[start of Input material]

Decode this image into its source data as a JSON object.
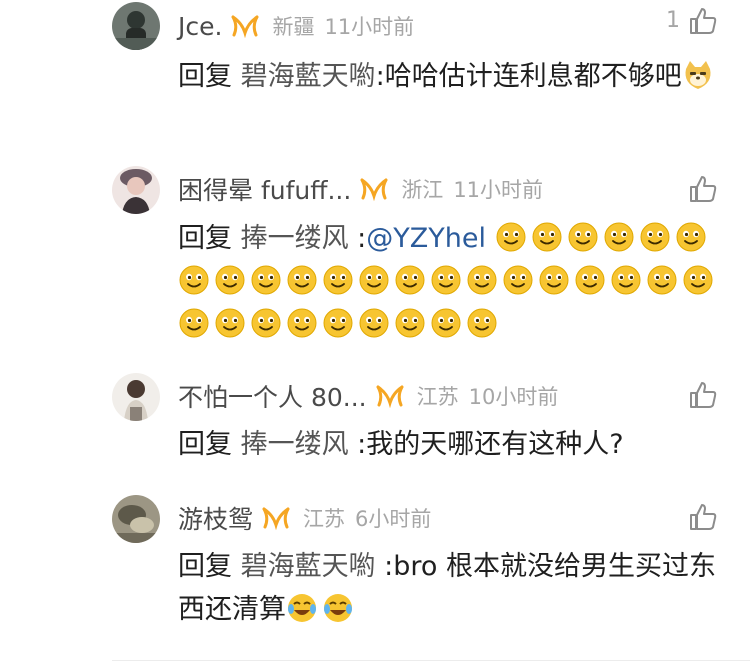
{
  "comments": [
    {
      "username": "Jce.",
      "location": "新疆",
      "time": "11小时前",
      "like_count": "1",
      "reply_prefix": "回复 ",
      "reply_target": "碧海藍天喲",
      "text": ":哈哈估计连利息都不够吧",
      "avatar_color": "#3f4b45"
    },
    {
      "username": "困得晕 fufuff...",
      "location": "浙江",
      "time": "11小时前",
      "reply_prefix": "回复 ",
      "reply_target": "捧一缕风",
      "text_prefix": " :",
      "mention": "@YZYhel",
      "smile_emoji_count": 30,
      "avatar_color": "#d9c3c0"
    },
    {
      "username": "不怕一个人 80...",
      "location": "江苏",
      "time": "10小时前",
      "reply_prefix": "回复 ",
      "reply_target": "捧一缕风",
      "text": " :我的天哪还有这种人?",
      "avatar_color": "#bdb5ad"
    },
    {
      "username": "游枝鸳",
      "location": "江苏",
      "time": "6小时前",
      "reply_prefix": "回复 ",
      "reply_target": "碧海藍天喲",
      "text": " :bro 根本就没给男生买过东西还清算",
      "avatar_color": "#8e8a78"
    }
  ],
  "colors": {
    "vip_orange": "#f5a623",
    "username": "#4a4a4a",
    "meta": "#a6a6a6",
    "mention": "#2b5b9b"
  },
  "icons": {
    "like": "thumbs-up-icon",
    "vip": "vip-badge-icon",
    "smile": "smile-emoji-icon",
    "doge": "doge-emoji-icon",
    "laugh_cry": "laugh-cry-emoji-icon"
  }
}
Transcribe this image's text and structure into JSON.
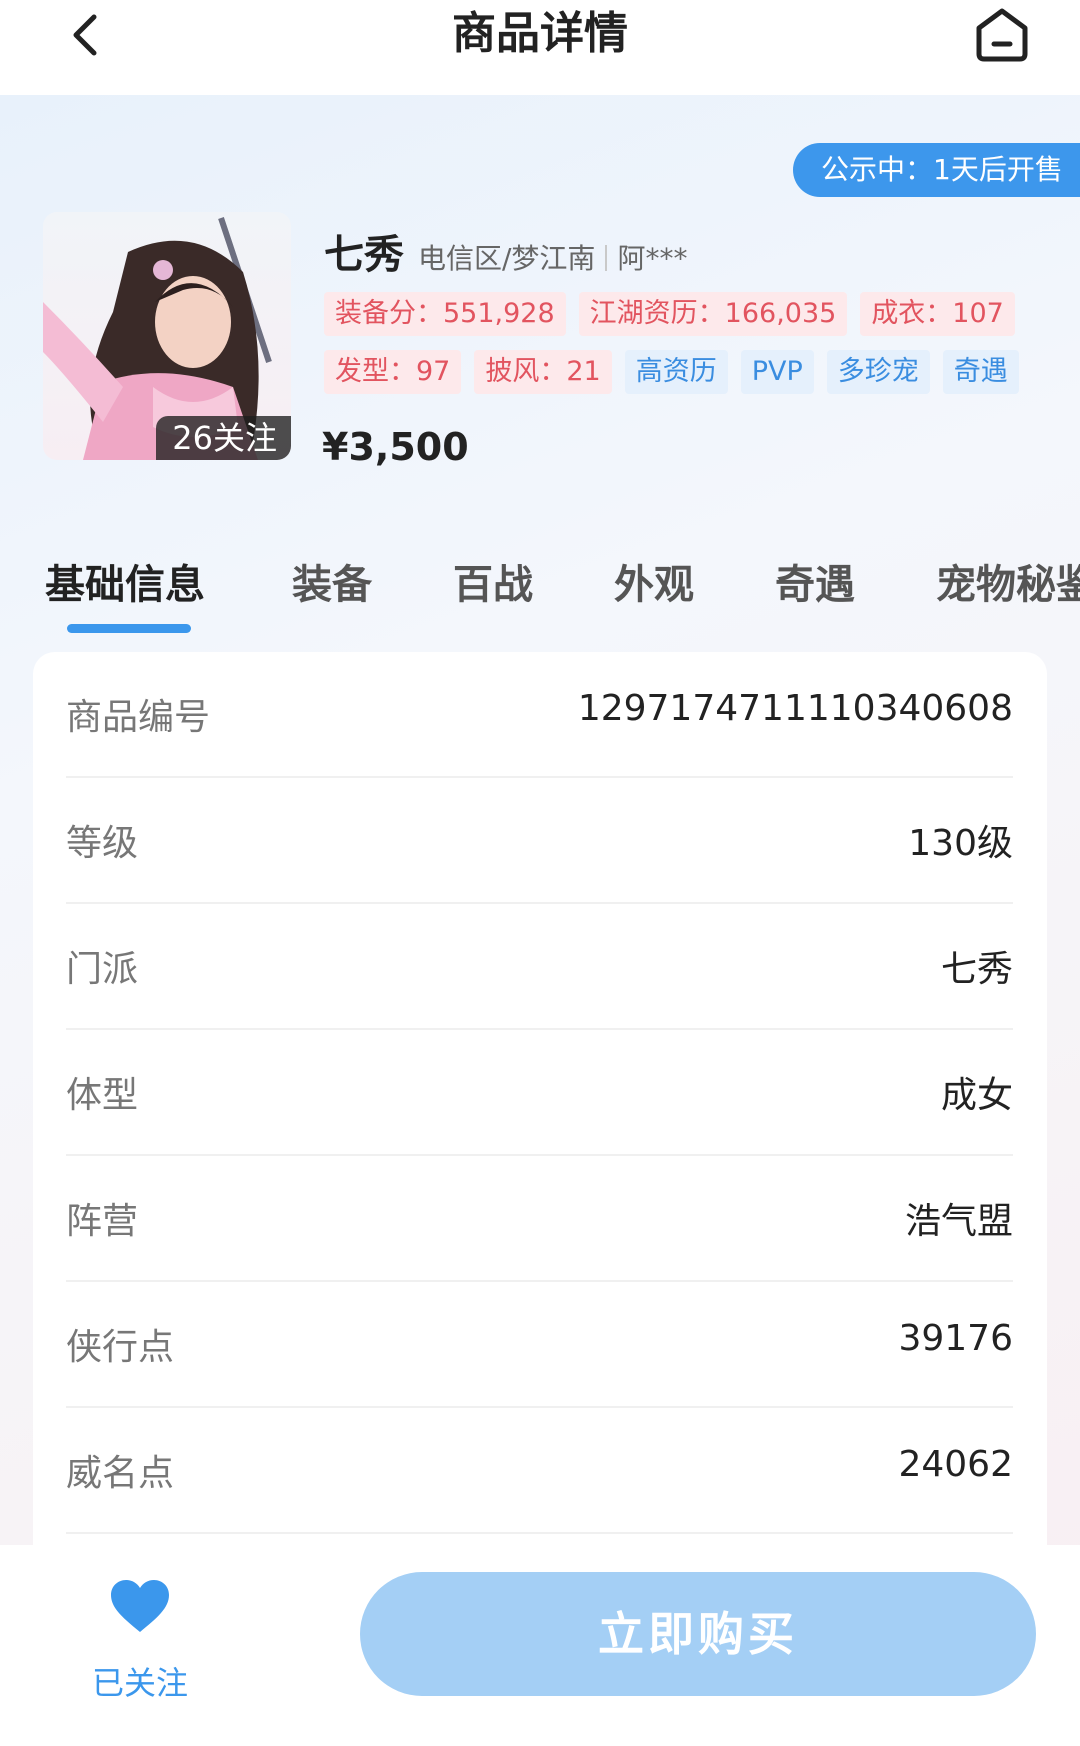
{
  "header": {
    "title": "商品详情"
  },
  "sale_notice": "公示中：1天后开售",
  "product": {
    "followers_badge": "26关注",
    "name": "七秀",
    "server": "电信区/梦江南",
    "seller": "阿***",
    "price": "¥3,500",
    "tags_row1": [
      {
        "text": "装备分：551,928",
        "style": "red"
      },
      {
        "text": "江湖资历：166,035",
        "style": "red"
      },
      {
        "text": "成衣：107",
        "style": "red"
      }
    ],
    "tags_row2": [
      {
        "text": "发型：97",
        "style": "red"
      },
      {
        "text": "披风：21",
        "style": "red"
      },
      {
        "text": "高资历",
        "style": "blue"
      },
      {
        "text": "PVP",
        "style": "blue"
      },
      {
        "text": "多珍宠",
        "style": "blue"
      },
      {
        "text": "奇遇",
        "style": "blue"
      }
    ]
  },
  "tabs": [
    "基础信息",
    "装备",
    "百战",
    "外观",
    "奇遇",
    "宠物秘鉴"
  ],
  "info_rows": [
    {
      "label": "商品编号",
      "value": "1297174711110340608"
    },
    {
      "label": "等级",
      "value": "130级"
    },
    {
      "label": "门派",
      "value": "七秀"
    },
    {
      "label": "体型",
      "value": "成女"
    },
    {
      "label": "阵营",
      "value": "浩气盟"
    },
    {
      "label": "侠行点",
      "value": "39176"
    },
    {
      "label": "威名点",
      "value": "24062"
    }
  ],
  "bottom": {
    "follow_label": "已关注",
    "buy_label": "立即购买"
  },
  "colors": {
    "accent": "#3b97ec",
    "tag_red": "#e2545f",
    "buy_button": "#a4cff5"
  }
}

[end of Input material]

To be done
Return the listing above in full and without alteration, excluding its pictures.

Solution to this exercise
Decode this image into its source data as a JSON object.
{
  "comments": [
    {
      "username": "Jce.",
      "location": "新疆",
      "time": "11小时前",
      "like_count": "1",
      "reply_prefix": "回复 ",
      "reply_target": "碧海藍天喲",
      "text": ":哈哈估计连利息都不够吧",
      "avatar_color": "#3f4b45"
    },
    {
      "username": "困得晕 fufuff...",
      "location": "浙江",
      "time": "11小时前",
      "reply_prefix": "回复 ",
      "reply_target": "捧一缕风",
      "text_prefix": " :",
      "mention": "@YZYhel",
      "smile_emoji_count": 30,
      "avatar_color": "#d9c3c0"
    },
    {
      "username": "不怕一个人 80...",
      "location": "江苏",
      "time": "10小时前",
      "reply_prefix": "回复 ",
      "reply_target": "捧一缕风",
      "text": " :我的天哪还有这种人?",
      "avatar_color": "#bdb5ad"
    },
    {
      "username": "游枝鸳",
      "location": "江苏",
      "time": "6小时前",
      "reply_prefix": "回复 ",
      "reply_target": "碧海藍天喲",
      "text": " :bro 根本就没给男生买过东西还清算",
      "avatar_color": "#8e8a78"
    }
  ],
  "colors": {
    "vip_orange": "#f5a623",
    "username": "#4a4a4a",
    "meta": "#a6a6a6",
    "mention": "#2b5b9b"
  },
  "icons": {
    "like": "thumbs-up-icon",
    "vip": "vip-badge-icon",
    "smile": "smile-emoji-icon",
    "doge": "doge-emoji-icon",
    "laugh_cry": "laugh-cry-emoji-icon"
  }
}
Transcribe this image's text and structure into JSON.
{
  "header": {
    "title": "商品详情"
  },
  "sale_notice": "公示中：1天后开售",
  "product": {
    "followers_badge": "26关注",
    "name": "七秀",
    "server": "电信区/梦江南",
    "seller": "阿***",
    "price": "¥3,500",
    "tags_row1": [
      {
        "text": "装备分：551,928",
        "style": "red"
      },
      {
        "text": "江湖资历：166,035",
        "style": "red"
      },
      {
        "text": "成衣：107",
        "style": "red"
      }
    ],
    "tags_row2": [
      {
        "text": "发型：97",
        "style": "red"
      },
      {
        "text": "披风：21",
        "style": "red"
      },
      {
        "text": "高资历",
        "style": "blue"
      },
      {
        "text": "PVP",
        "style": "blue"
      },
      {
        "text": "多珍宠",
        "style": "blue"
      },
      {
        "text": "奇遇",
        "style": "blue"
      }
    ]
  },
  "tabs": [
    "基础信息",
    "装备",
    "百战",
    "外观",
    "奇遇",
    "宠物秘鉴"
  ],
  "info_rows": [
    {
      "label": "商品编号",
      "value": "1297174711110340608"
    },
    {
      "label": "等级",
      "value": "130级"
    },
    {
      "label": "门派",
      "value": "七秀"
    },
    {
      "label": "体型",
      "value": "成女"
    },
    {
      "label": "阵营",
      "value": "浩气盟"
    },
    {
      "label": "侠行点",
      "value": "39176"
    },
    {
      "label": "威名点",
      "value": "24062"
    }
  ],
  "bottom": {
    "follow_label": "已关注",
    "buy_label": "立即购买"
  },
  "colors": {
    "accent": "#3b97ec",
    "tag_red": "#e2545f",
    "buy_button": "#a4cff5"
  }
}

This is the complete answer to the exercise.